Supplied entries →

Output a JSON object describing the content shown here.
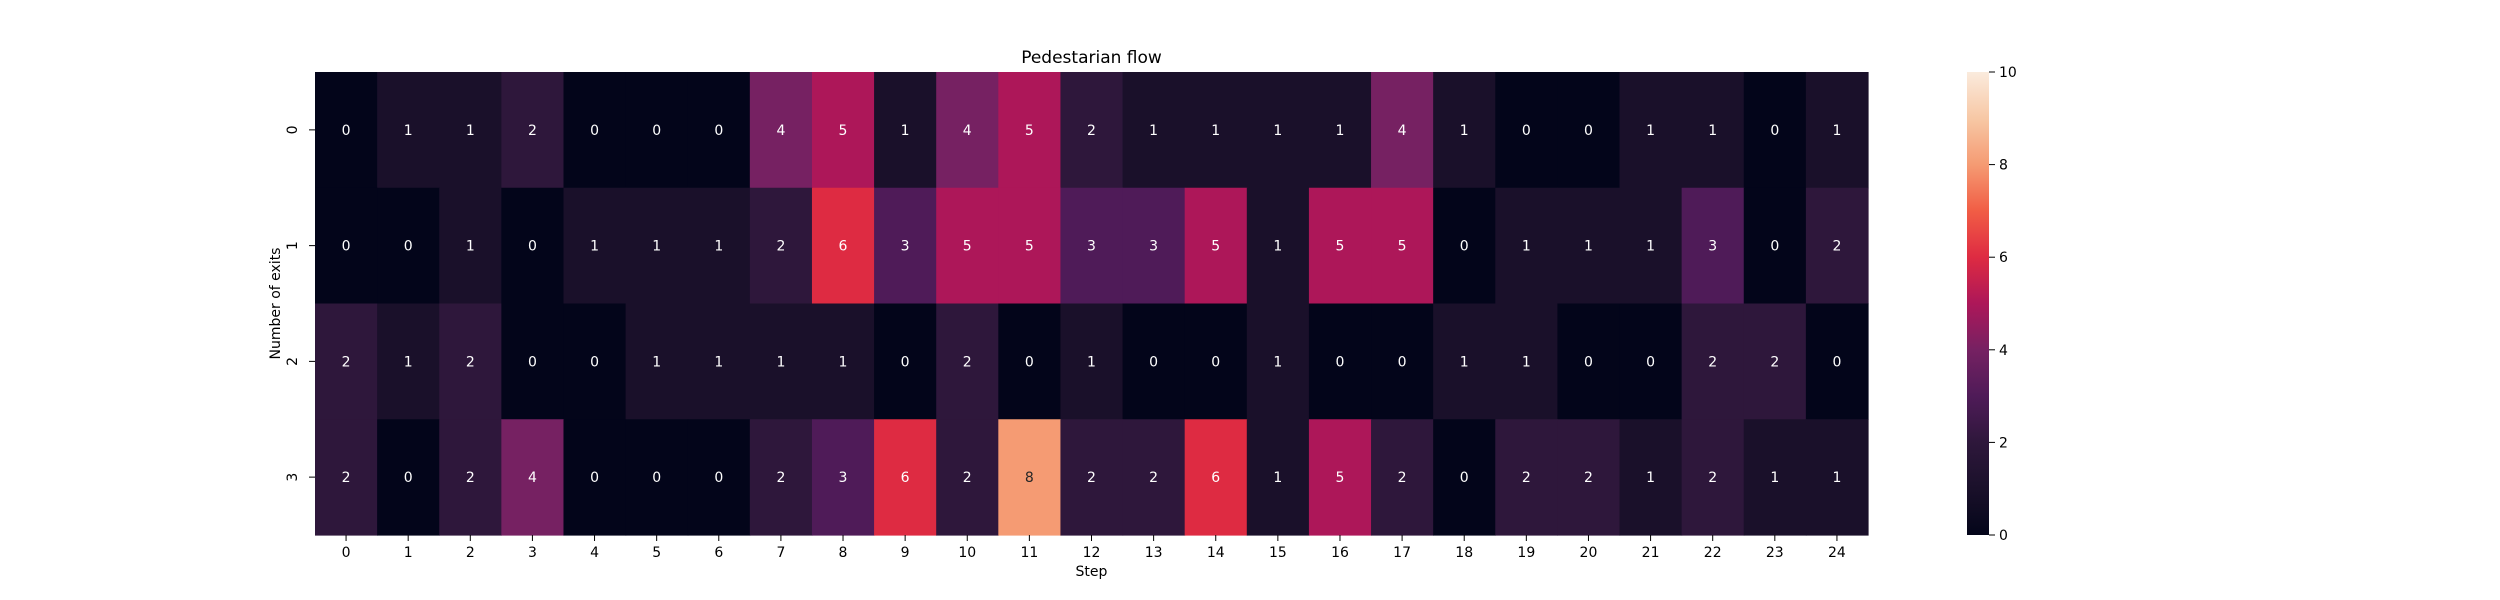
{
  "chart_data": {
    "type": "heatmap",
    "title": "Pedestarian flow",
    "xlabel": "Step",
    "ylabel": "Number of exits",
    "x": [
      "0",
      "1",
      "2",
      "3",
      "4",
      "5",
      "6",
      "7",
      "8",
      "9",
      "10",
      "11",
      "12",
      "13",
      "14",
      "15",
      "16",
      "17",
      "18",
      "19",
      "20",
      "21",
      "22",
      "23",
      "24"
    ],
    "y": [
      "0",
      "1",
      "2",
      "3"
    ],
    "values": [
      [
        0,
        1,
        1,
        2,
        0,
        0,
        0,
        4,
        5,
        1,
        4,
        5,
        2,
        1,
        1,
        1,
        1,
        4,
        1,
        0,
        0,
        1,
        1,
        0,
        1
      ],
      [
        0,
        0,
        1,
        0,
        1,
        1,
        1,
        2,
        6,
        3,
        5,
        5,
        3,
        3,
        5,
        1,
        5,
        5,
        0,
        1,
        1,
        1,
        3,
        0,
        2
      ],
      [
        2,
        1,
        2,
        0,
        0,
        1,
        1,
        1,
        1,
        0,
        2,
        0,
        1,
        0,
        0,
        1,
        0,
        0,
        1,
        1,
        0,
        0,
        2,
        2,
        0
      ],
      [
        2,
        0,
        2,
        4,
        0,
        0,
        0,
        2,
        3,
        6,
        2,
        8,
        2,
        2,
        6,
        1,
        5,
        2,
        0,
        2,
        2,
        1,
        2,
        1,
        1
      ]
    ],
    "colorbar": {
      "min": 0,
      "max": 10,
      "ticks": [
        "0",
        "2",
        "4",
        "6",
        "8",
        "10"
      ],
      "colormap": "rocket"
    },
    "annotations": true,
    "grid": false
  }
}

To do → Repeat the entries exactly and keep the pictures out of the copy.

Problem solution →
Output a JSON object describing the content shown here.
{
  "chart_data": {
    "type": "heatmap",
    "title": "Pedestarian flow",
    "xlabel": "Step",
    "ylabel": "Number of exits",
    "x": [
      "0",
      "1",
      "2",
      "3",
      "4",
      "5",
      "6",
      "7",
      "8",
      "9",
      "10",
      "11",
      "12",
      "13",
      "14",
      "15",
      "16",
      "17",
      "18",
      "19",
      "20",
      "21",
      "22",
      "23",
      "24"
    ],
    "y": [
      "0",
      "1",
      "2",
      "3"
    ],
    "values": [
      [
        0,
        1,
        1,
        2,
        0,
        0,
        0,
        4,
        5,
        1,
        4,
        5,
        2,
        1,
        1,
        1,
        1,
        4,
        1,
        0,
        0,
        1,
        1,
        0,
        1
      ],
      [
        0,
        0,
        1,
        0,
        1,
        1,
        1,
        2,
        6,
        3,
        5,
        5,
        3,
        3,
        5,
        1,
        5,
        5,
        0,
        1,
        1,
        1,
        3,
        0,
        2
      ],
      [
        2,
        1,
        2,
        0,
        0,
        1,
        1,
        1,
        1,
        0,
        2,
        0,
        1,
        0,
        0,
        1,
        0,
        0,
        1,
        1,
        0,
        0,
        2,
        2,
        0
      ],
      [
        2,
        0,
        2,
        4,
        0,
        0,
        0,
        2,
        3,
        6,
        2,
        8,
        2,
        2,
        6,
        1,
        5,
        2,
        0,
        2,
        2,
        1,
        2,
        1,
        1
      ]
    ],
    "colorbar": {
      "min": 0,
      "max": 10,
      "ticks": [
        "0",
        "2",
        "4",
        "6",
        "8",
        "10"
      ],
      "colormap": "rocket"
    },
    "annotations": true,
    "grid": false
  }
}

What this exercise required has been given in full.